Items from a data source:

--- BEGIN ---

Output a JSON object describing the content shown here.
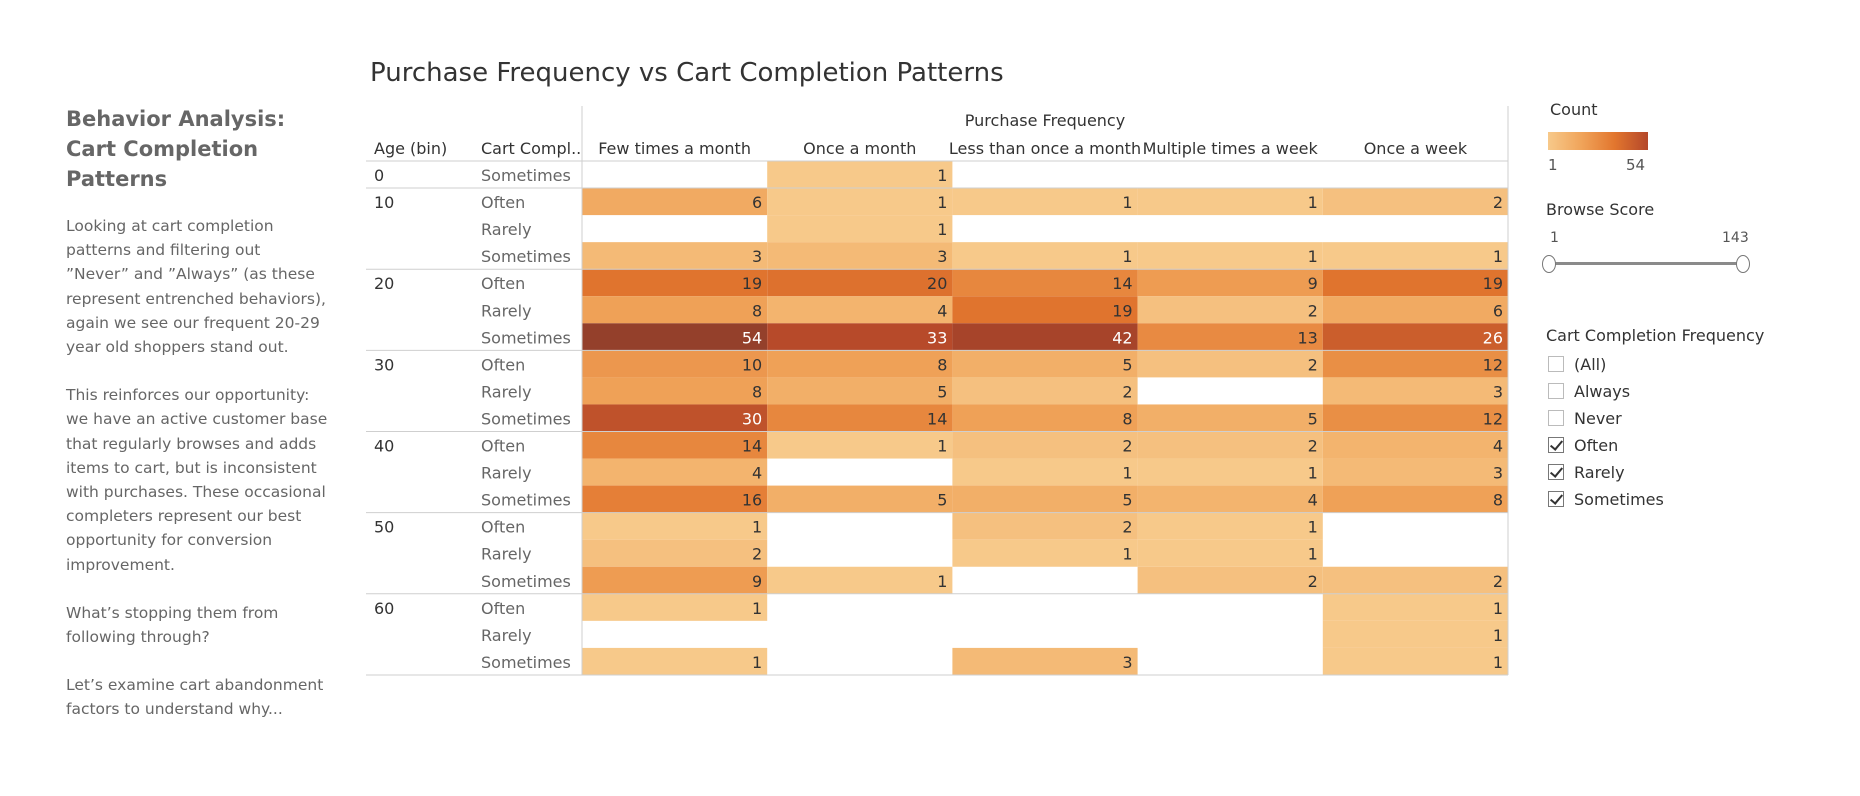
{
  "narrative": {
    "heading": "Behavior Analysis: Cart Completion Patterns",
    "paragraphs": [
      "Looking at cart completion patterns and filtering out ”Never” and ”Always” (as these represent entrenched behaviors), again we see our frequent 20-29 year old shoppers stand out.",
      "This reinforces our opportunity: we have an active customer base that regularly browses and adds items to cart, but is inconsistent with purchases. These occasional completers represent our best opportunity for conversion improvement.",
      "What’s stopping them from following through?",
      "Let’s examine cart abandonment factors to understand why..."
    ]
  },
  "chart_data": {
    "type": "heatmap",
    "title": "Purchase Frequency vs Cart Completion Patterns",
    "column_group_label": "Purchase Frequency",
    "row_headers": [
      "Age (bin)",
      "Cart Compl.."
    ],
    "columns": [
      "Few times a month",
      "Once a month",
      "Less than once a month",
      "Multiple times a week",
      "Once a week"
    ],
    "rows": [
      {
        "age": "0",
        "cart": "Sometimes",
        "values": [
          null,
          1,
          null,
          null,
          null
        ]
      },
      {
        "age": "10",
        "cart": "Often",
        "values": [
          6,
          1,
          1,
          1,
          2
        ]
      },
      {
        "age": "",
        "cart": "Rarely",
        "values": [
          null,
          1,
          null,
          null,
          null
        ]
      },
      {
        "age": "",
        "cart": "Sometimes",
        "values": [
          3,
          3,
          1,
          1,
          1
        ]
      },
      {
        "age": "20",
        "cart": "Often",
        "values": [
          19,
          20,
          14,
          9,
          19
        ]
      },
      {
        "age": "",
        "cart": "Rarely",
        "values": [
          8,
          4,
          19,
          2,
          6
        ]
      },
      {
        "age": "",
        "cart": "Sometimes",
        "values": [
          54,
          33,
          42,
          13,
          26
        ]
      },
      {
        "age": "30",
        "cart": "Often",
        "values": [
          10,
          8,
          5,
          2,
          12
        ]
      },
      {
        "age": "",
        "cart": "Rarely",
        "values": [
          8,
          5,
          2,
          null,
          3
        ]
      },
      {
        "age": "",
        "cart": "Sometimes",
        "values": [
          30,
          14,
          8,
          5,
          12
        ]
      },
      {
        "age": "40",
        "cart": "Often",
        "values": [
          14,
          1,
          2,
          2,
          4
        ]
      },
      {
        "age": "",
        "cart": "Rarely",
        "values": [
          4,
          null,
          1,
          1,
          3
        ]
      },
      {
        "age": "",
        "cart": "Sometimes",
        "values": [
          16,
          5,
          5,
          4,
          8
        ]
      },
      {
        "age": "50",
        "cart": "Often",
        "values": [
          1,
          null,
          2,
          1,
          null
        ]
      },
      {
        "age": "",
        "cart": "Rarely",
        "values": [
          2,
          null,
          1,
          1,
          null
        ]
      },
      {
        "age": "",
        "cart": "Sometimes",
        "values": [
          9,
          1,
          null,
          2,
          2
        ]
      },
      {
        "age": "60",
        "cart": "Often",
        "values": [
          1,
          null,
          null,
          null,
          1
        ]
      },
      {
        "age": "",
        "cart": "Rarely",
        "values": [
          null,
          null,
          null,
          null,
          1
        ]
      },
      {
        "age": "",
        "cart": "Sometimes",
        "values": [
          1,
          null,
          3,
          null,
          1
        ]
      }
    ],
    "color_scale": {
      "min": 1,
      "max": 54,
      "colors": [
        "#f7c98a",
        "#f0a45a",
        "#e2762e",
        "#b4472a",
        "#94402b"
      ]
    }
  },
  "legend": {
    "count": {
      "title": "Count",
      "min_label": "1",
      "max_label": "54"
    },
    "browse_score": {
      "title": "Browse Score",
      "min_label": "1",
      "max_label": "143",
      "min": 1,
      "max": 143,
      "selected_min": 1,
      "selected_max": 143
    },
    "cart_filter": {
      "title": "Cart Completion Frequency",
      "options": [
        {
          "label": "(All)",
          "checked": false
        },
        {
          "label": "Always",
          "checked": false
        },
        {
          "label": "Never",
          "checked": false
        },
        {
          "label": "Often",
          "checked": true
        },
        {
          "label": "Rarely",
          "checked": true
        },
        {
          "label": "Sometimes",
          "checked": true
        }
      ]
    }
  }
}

--- END ---

• **WHAT TO WORK ON**: State how many lines of the material contain the string "Frequency", with no other words.

• **WRITTEN ANSWER**: 3